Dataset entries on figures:
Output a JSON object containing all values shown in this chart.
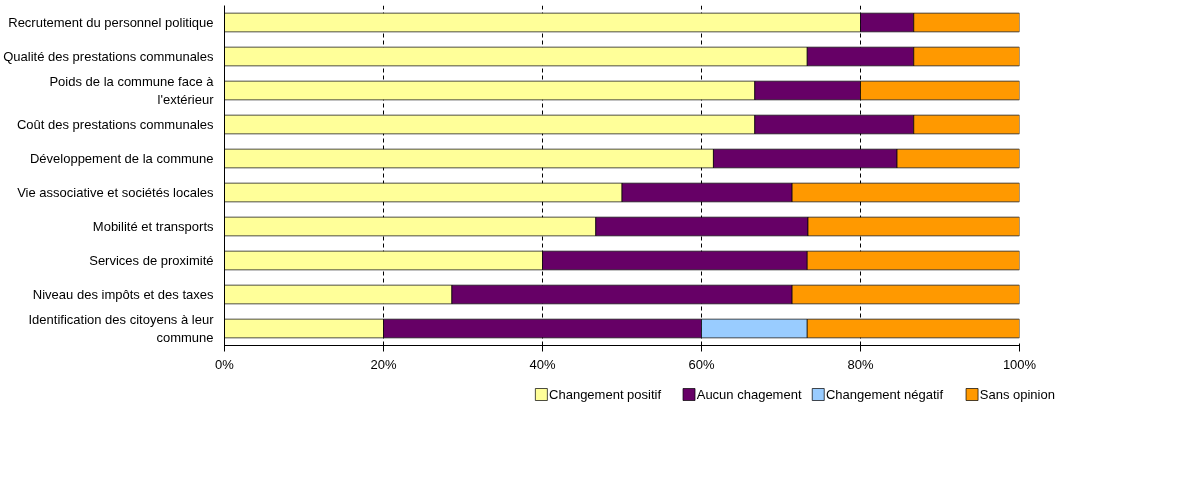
{
  "chart_data": {
    "type": "bar",
    "orientation": "horizontal",
    "stacked": true,
    "categories": [
      "Recrutement du personnel politique",
      "Qualité des prestations communales",
      "Poids de la commune face à l'extérieur",
      "Coût des prestations communales",
      "Développement de la commune",
      "Vie associative et sociétés locales",
      "Mobilité et transports",
      "Services de proximité",
      "Niveau des impôts et des taxes",
      "Identification des citoyens à leur commune"
    ],
    "series": [
      {
        "name": "Changement positif",
        "color": "#ffff99",
        "values": [
          80,
          73.3,
          66.7,
          66.7,
          61.5,
          50,
          46.7,
          40,
          28.6,
          20
        ]
      },
      {
        "name": "Aucun chagement",
        "color": "#660066",
        "values": [
          6.7,
          13.4,
          13.3,
          20,
          23.1,
          21.4,
          26.7,
          33.3,
          42.8,
          40
        ]
      },
      {
        "name": "Changement  négatif",
        "color": "#99ccff",
        "values": [
          null,
          null,
          null,
          null,
          null,
          null,
          null,
          null,
          null,
          13.3
        ]
      },
      {
        "name": "Sans opinion",
        "color": "#ff9900",
        "values": [
          13.3,
          13.3,
          20,
          13.3,
          15.4,
          28.6,
          26.6,
          26.7,
          28.6,
          26.7
        ]
      }
    ],
    "xlim": [
      0,
      100
    ],
    "xticks": [
      {
        "value": 0,
        "label": "0%"
      },
      {
        "value": 20,
        "label": "20%"
      },
      {
        "value": 40,
        "label": "40%"
      },
      {
        "value": 60,
        "label": "60%"
      },
      {
        "value": 80,
        "label": "80%"
      },
      {
        "value": 100,
        "label": "100%"
      }
    ],
    "grid": "x",
    "legend": "bottom"
  }
}
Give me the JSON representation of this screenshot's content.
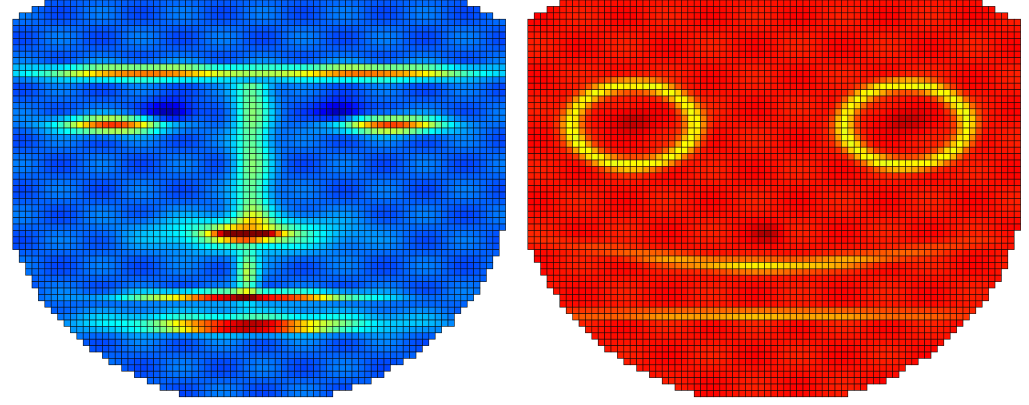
{
  "figure": {
    "panels": [
      {
        "id": "left",
        "colormap": "jet",
        "base_color": "#1f64b8",
        "edge_color": "#0a0a0a",
        "features": [
          {
            "kind": "brow-left",
            "intensity": 0.55
          },
          {
            "kind": "brow-right",
            "intensity": 0.55
          },
          {
            "kind": "eye-left",
            "intensity": 0.6
          },
          {
            "kind": "eye-right",
            "intensity": 0.6
          },
          {
            "kind": "eye-corner-left",
            "intensity": 0.05
          },
          {
            "kind": "eye-corner-right",
            "intensity": 0.05
          },
          {
            "kind": "nose-bridge",
            "intensity": 0.45
          },
          {
            "kind": "nose-tip",
            "intensity": 0.9
          },
          {
            "kind": "philtrum",
            "intensity": 0.55
          },
          {
            "kind": "upper-lip",
            "intensity": 0.75
          },
          {
            "kind": "mouth",
            "intensity": 0.95
          }
        ]
      },
      {
        "id": "right",
        "colormap": "jet",
        "base_color": "#c8401c",
        "edge_color": "#0a0a0a",
        "features": [
          {
            "kind": "eye-ring-left",
            "intensity": 0.7
          },
          {
            "kind": "eye-ring-right",
            "intensity": 0.7
          },
          {
            "kind": "eye-spot-left",
            "intensity": 0.05
          },
          {
            "kind": "eye-spot-right",
            "intensity": 0.05
          },
          {
            "kind": "nose-spot",
            "intensity": 0.05
          },
          {
            "kind": "cheek-line",
            "intensity": 0.7
          },
          {
            "kind": "mouth-line",
            "intensity": 0.7
          }
        ]
      }
    ]
  }
}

Brief: Select all lines in the listing that include the word "ring".

Solution for this task:
            "kind": "eye-ring-left",
            "kind": "eye-ring-right",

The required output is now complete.